Below are some records; work out how many of their lines contain "image" and give the number only.

**** PROVIDED INFORMATION ****

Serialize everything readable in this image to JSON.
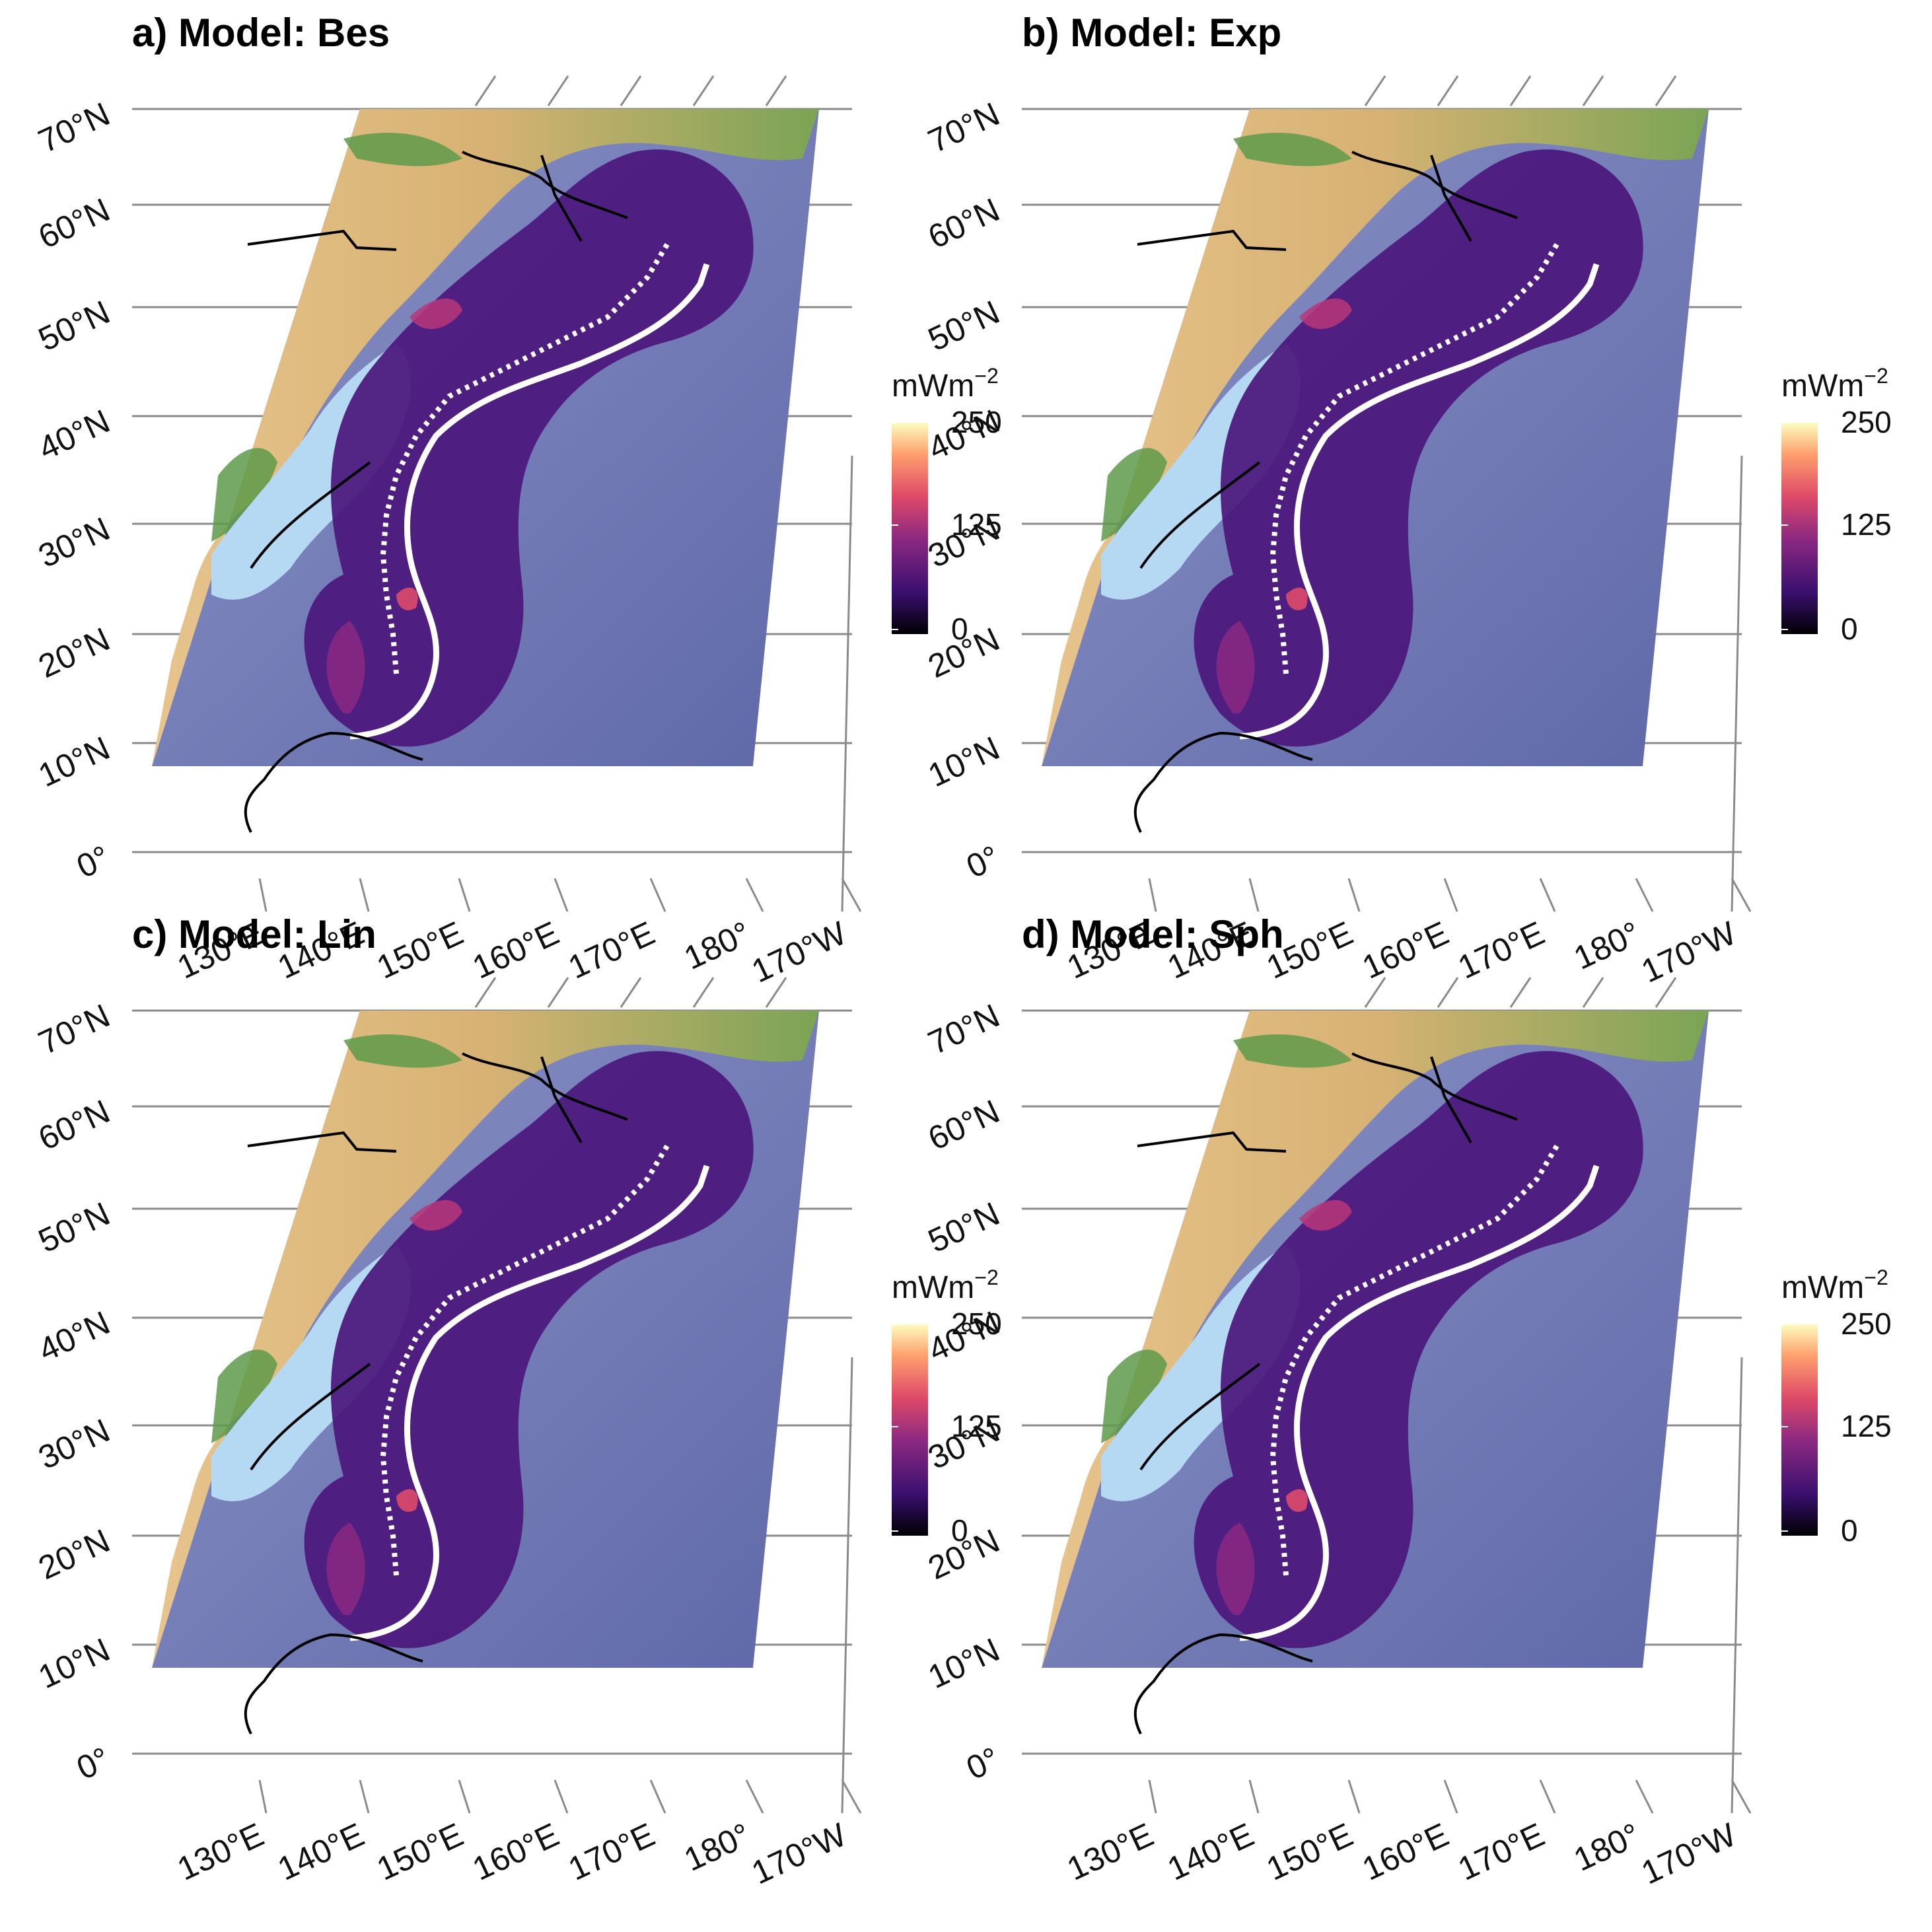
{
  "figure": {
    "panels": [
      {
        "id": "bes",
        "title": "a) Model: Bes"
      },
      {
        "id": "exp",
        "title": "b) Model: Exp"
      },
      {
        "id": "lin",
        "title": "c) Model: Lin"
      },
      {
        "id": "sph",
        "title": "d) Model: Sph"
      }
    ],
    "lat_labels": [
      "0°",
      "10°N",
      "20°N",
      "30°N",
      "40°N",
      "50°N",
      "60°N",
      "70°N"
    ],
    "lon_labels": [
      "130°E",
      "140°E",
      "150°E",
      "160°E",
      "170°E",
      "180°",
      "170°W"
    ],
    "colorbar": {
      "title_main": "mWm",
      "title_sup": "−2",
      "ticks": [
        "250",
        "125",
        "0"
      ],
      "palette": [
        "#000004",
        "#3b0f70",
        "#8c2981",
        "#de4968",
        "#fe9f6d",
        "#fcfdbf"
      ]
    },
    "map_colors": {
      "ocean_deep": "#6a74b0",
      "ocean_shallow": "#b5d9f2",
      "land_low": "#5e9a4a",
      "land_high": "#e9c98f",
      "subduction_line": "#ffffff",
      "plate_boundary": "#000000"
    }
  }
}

****
**** PROVIDED INFORMATION ****

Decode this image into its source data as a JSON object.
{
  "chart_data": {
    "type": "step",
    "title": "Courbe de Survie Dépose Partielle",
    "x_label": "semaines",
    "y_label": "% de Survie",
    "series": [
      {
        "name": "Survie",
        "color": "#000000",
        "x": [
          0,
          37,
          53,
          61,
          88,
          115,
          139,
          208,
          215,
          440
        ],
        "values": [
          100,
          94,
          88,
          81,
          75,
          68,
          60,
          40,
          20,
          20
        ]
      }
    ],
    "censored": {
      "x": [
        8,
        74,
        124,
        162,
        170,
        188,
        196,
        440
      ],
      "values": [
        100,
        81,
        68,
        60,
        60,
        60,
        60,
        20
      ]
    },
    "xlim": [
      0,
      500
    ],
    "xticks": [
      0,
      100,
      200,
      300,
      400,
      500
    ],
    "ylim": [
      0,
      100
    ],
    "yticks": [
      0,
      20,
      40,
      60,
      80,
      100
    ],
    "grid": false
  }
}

****
**** PROVIDED INFORMATION ****

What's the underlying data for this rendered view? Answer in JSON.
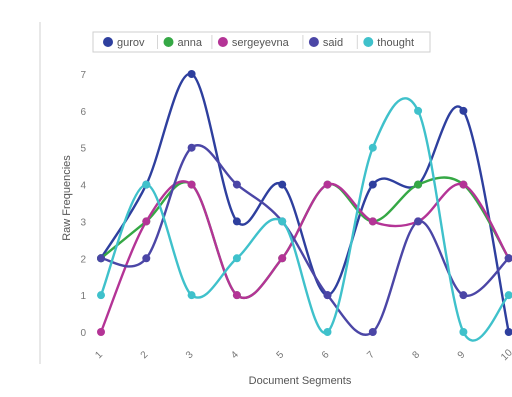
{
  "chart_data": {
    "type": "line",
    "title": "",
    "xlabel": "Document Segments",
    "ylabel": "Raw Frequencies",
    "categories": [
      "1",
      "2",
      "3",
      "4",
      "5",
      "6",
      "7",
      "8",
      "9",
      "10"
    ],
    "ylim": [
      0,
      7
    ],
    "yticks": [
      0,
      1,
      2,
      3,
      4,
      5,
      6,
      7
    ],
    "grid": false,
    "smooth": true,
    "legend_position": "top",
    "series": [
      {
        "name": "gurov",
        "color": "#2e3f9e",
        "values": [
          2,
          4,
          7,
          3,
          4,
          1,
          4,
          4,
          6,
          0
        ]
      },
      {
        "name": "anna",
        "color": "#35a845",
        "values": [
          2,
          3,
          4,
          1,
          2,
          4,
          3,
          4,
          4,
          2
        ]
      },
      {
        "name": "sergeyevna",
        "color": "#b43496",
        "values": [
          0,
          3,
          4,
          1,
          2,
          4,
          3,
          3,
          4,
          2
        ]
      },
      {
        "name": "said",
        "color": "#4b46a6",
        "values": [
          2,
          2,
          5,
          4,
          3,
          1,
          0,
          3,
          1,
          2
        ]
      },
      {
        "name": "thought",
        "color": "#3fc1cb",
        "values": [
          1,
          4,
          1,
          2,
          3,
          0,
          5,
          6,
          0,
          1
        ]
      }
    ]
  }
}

****

◆ RESULT OF THE EXERCISE: 2